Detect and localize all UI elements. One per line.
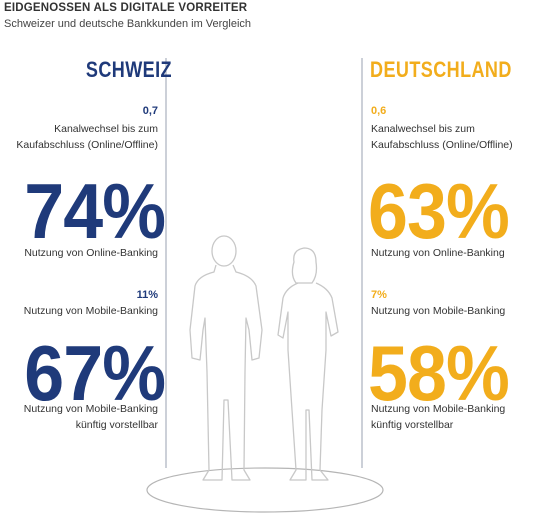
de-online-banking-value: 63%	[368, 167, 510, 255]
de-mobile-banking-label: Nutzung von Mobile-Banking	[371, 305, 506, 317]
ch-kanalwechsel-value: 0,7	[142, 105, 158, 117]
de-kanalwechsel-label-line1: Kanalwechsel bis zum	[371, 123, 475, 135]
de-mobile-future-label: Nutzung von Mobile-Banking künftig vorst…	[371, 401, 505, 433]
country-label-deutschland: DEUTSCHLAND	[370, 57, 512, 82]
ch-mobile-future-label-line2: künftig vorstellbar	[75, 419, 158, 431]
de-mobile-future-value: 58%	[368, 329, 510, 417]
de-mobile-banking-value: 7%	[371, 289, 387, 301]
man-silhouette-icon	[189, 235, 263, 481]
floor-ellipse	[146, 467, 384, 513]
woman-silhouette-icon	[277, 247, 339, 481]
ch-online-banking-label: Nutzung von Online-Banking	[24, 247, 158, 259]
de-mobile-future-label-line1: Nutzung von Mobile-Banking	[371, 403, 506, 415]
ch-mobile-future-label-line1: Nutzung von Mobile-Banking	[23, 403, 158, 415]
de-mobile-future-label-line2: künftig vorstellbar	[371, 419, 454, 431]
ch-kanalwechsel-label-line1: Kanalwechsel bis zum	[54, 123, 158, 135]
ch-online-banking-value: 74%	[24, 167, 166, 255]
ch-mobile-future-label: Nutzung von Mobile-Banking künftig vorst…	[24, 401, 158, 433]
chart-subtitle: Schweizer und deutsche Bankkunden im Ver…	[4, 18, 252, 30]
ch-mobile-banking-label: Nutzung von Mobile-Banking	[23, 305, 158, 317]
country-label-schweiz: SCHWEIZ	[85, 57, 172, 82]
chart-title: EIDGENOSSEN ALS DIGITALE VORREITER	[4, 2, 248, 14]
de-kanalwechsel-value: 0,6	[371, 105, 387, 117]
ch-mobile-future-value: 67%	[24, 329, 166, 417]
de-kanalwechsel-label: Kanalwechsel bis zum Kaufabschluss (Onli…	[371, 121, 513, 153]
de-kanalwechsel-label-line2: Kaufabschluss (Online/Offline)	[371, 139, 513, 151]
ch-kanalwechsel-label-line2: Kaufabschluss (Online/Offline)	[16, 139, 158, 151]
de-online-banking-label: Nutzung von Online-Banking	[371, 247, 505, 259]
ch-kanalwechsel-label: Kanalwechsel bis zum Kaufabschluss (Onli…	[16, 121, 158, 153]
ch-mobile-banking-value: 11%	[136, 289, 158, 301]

######

- TASK STATEMENT -
Reproduce verbatim the part of the material that begins with the line containing "167, 510, 255]" and ends with the line containing "247, 339, 481]", both of those lines included.

- EXPECTED OUTPUT -
de-online-banking-value: 63%	[368, 167, 510, 255]
de-mobile-banking-label: Nutzung von Mobile-Banking	[371, 305, 506, 317]
ch-kanalwechsel-value: 0,7	[142, 105, 158, 117]
de-kanalwechsel-label-line1: Kanalwechsel bis zum	[371, 123, 475, 135]
de-mobile-future-label: Nutzung von Mobile-Banking künftig vorst…	[371, 401, 505, 433]
country-label-deutschland: DEUTSCHLAND	[370, 57, 512, 82]
ch-mobile-future-label-line2: künftig vorstellbar	[75, 419, 158, 431]
de-mobile-future-value: 58%	[368, 329, 510, 417]
de-mobile-banking-value: 7%	[371, 289, 387, 301]
man-silhouette-icon	[189, 235, 263, 481]
floor-ellipse	[146, 467, 384, 513]
woman-silhouette-icon	[277, 247, 339, 481]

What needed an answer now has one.